05 on Indexes the Differences Between Offset Index and Timestamp Index

05 On Indexes The Differences between Offset Index and Timestamp Index #

Hello, I am Hu Xi. Today, let’s continue talking about indexing.

In the previous lesson, I focused on teaching you about the abstract parent class of indexing in Kafka’s source code, AbstractIndex. I analyzed the general object structure of the AbstractIndex class and introduced the community’s improved version of binary search algorithm applied to Kafka indexing.

As mentioned before, there are three types of indexes in Kafka: Offset Index, Timestamp Index, and Aborted Transaction Index. Compared to the last type of index, the first two types of indexes are more commonly seen. Under Kafka’s data path, you must have seen many files with the .index and .timeindex extensions. I wonder if you have ever had this question: “What are these files used for?” Now I can tell you clearly: the .index file is Kafka’s Offset Index file, while the .timeindex file is the Timestamp Index file.

So, what are the purposes of the Offset Index and Timestamp Index? What are the differences between them? Today, I will reveal the answers to these questions for you.

Offset Index #

When studying any type of index in Kafka, we need to pay attention to two questions:

  1. How are the entries in the index defined?
  2. How do we write new entries to the index?

You may be wondering, “Wait a minute, don’t we need to care about how to query the index?” Of course we do! In the previous lesson, didn’t we talk about the application of the binary search algorithm in the index? If you feel a bit rusty, you should review it quickly.

Now, let’s first look at the definition of the index entries.

Definition of Index Entries #

The offset index, also known as OffsetIndex, is a seasoned component. If I remember correctly, Kafka started to be widely used in China in the 0.8 era. Since then, OffsetIndex has been around. Whenever a consumer needs to read messages starting from a specific position in a topic partition, Kafka uses the OffsetIndex to directly locate the physical file position, thereby avoiding the expensive I/O operations caused by reading messages from the beginning.

In the previous lesson, I mentioned that different index types store different pairs. For the OffsetIndex, the key is the relative offset of the message, and the value is the physical file position of the first byte of that message in the log segment file.

Let me explain the meaning of the relative offset in detail. Do you remember the abstract method entrySize in the AbstractIndex class? It defines the number of bytes used by a single entry. For the OffsetIndex, the entrySize is 8, as defined in OffsetIndex.scala:

override def entrySize = 8

Why 8? The relative offset is an integer occupying 4 bytes, and the physical file position is also an integer, likewise occupying 4 bytes. Therefore, the total is 8 bytes.

*TO BE DONE*
1 > Write down the part of the Kafka index article between "Let me explain" and "is 8 bytes.", inclusive, word for word.
2 > Please list every type of index in Kafka that the Kafka index article names.
3 > Continue the Kafka index article, starting after its last sentence.
The records have no connection to the Kafka index article.

*RECORD LIST*
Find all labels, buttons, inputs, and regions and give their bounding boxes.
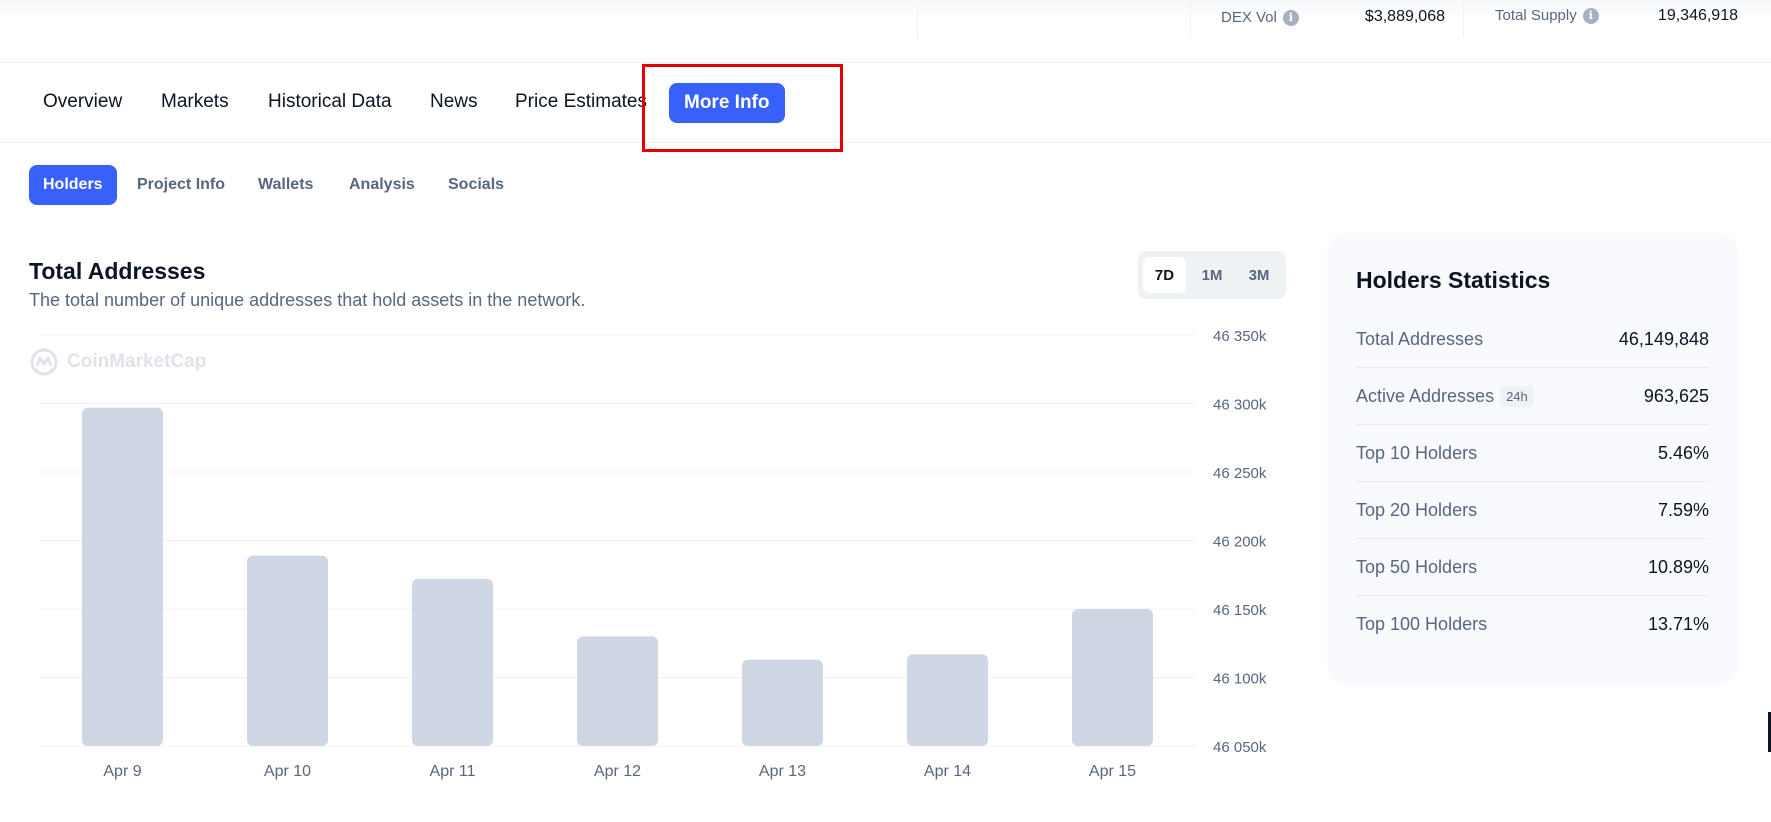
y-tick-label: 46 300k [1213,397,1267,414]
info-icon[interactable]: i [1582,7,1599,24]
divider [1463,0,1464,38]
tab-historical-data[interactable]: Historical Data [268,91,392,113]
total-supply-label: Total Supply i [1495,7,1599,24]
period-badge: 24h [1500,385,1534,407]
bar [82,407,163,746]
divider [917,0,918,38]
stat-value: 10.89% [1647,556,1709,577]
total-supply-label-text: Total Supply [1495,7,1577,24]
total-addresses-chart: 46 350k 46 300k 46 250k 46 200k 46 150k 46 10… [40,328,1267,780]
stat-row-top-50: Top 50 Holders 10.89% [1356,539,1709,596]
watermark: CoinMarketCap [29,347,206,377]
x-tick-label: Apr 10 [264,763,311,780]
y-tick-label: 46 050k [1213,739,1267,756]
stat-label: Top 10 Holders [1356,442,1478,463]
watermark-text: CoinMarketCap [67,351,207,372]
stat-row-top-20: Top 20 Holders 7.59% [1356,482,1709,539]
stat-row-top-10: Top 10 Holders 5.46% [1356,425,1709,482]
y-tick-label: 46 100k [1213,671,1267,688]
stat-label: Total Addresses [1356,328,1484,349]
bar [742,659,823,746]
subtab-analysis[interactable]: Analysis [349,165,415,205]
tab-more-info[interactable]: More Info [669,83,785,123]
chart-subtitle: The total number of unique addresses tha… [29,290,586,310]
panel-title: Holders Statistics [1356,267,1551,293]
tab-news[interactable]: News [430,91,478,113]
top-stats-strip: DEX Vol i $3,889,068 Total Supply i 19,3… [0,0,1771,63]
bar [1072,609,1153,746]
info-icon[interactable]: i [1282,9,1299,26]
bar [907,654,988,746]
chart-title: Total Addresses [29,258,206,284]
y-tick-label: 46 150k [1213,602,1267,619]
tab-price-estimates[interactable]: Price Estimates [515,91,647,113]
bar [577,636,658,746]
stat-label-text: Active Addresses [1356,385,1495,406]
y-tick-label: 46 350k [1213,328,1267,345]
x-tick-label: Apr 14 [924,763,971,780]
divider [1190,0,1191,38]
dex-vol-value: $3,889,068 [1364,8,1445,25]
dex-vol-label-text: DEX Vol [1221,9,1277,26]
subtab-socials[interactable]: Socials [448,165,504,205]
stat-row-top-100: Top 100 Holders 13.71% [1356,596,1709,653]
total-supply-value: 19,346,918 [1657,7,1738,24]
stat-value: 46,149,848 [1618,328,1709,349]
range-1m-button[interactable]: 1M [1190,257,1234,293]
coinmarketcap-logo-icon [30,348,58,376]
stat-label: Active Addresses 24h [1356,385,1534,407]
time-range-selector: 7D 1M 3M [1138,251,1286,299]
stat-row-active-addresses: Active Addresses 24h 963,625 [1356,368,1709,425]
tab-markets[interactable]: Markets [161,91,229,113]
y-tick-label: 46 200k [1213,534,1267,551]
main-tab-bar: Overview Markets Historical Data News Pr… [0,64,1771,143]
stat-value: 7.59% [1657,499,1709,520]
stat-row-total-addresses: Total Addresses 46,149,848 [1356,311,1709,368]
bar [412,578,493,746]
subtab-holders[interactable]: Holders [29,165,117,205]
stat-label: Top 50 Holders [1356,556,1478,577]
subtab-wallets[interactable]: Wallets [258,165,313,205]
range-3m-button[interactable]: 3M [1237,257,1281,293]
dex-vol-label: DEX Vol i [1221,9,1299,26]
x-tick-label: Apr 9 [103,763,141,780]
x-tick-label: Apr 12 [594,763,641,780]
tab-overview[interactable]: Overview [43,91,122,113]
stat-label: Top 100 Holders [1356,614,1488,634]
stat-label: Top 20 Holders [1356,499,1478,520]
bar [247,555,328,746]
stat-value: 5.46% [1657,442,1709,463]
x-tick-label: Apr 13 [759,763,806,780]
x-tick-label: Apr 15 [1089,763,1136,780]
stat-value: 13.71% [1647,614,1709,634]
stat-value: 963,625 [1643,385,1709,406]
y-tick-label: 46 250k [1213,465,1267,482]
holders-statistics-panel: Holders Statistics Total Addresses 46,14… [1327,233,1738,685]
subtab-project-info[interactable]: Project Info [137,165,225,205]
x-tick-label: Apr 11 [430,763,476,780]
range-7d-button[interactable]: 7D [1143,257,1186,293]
...
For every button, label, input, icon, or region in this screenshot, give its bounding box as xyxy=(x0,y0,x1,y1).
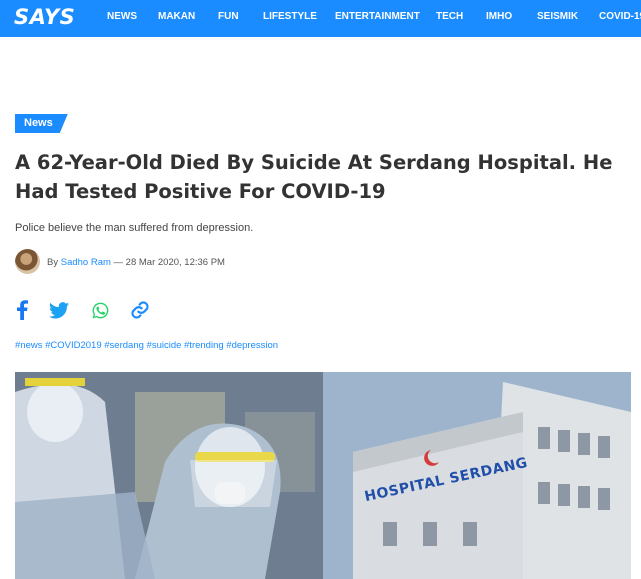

*EXPECTED OUTPUTS*
1 >
Let me explain the meaning of the relative offset in detail. Do you remember the abstract method entrySize in the AbstractIndex class? It defines the number of bytes used by a single entry. For the OffsetIndex, the entrySize is 8, as defined in OffsetIndex.scala:

override def entrySize = 8

Why 8? The relative offset is an integer occupying 4 bytes, and the physical file position is also an integer, likewise occupying 4 bytes. Therefore, the total is 8 bytes.

2 >
Offset Index
Timestamp Index
Aborted Transaction Index

3 >
What about the value of the relative offset? We know that the message offset value in Kafka is a long integer, which should occupy 8 bytes. However, Kafka has made some optimizations when storing the pairs in the OffsetIndex. Each OffsetIndex object already saves the starting offset of the corresponding log segment object when it is created. Therefore, the OffsetIndex entry does not need to store the complete 8-byte offset value. Instead, it only needs to store the difference (delta) from the starting offset, which can be accommodated by an integer. This design allows each OffsetIndex entry to save 4 bytes.

Let’s take a simple example. Suppose an index file has 1000 index entries, using the relative offset value can save about 4MB of space. Isn’t that a cost-effective approach?

OffsetIndex defines a dedicated method to convert a long offset value into a relative offset, as shown below:

def relativeOffset(offset: Long): Int = {
    val relativeOffset = toRelative(offset)
    if (relativeOffset.isEmpty)
      // If the conversion fails (e.g., the difference exceeds the integer range),
      // an exception is thrown
      throw new IndexOffsetOverflowException(s"Integer overflow for offset: $offset (${file.getAbsoluteFile})")
    relativeOffset.get
}

The relativeOffset method calls the toRelative method of the base class to perform the actual conversion. Let’s take a look at the implementation of the toRelative method.

private def toRelative(offset: Long): Option[Int] = {
  val relativeOffset = offset - baseOffset
  if (relativeOffset < 0 || relativeOffset > Int.MaxValue)
    None
  else
    Some(relativeOffset.toInt)
}

The logic is simple: the first step is to calculate the difference between the given offset value and the baseOffset; the second step is to check if this difference is negative or exceeds the integer range. If the check passes, the difference is directly returned as the relative offset value; otherwise, None is returned to indicate a failed conversion.

Now, do you understand why the index entries in the OffsetIndex are 8 bytes and how the offset value is converted to a relative offset?

When reading the OffsetIndex, the source code also needs to restore the relative offset value to the previous complete offset. This is implemented in the parseEntry method.

override protected def parseEntry(buffer: ByteBuffer, n: Int): OffsetPosition = {
  OffsetPosition(baseOffset + relativeOffset(buffer, n), physical(buffer, n))
}

Let me explain the specific implementation method.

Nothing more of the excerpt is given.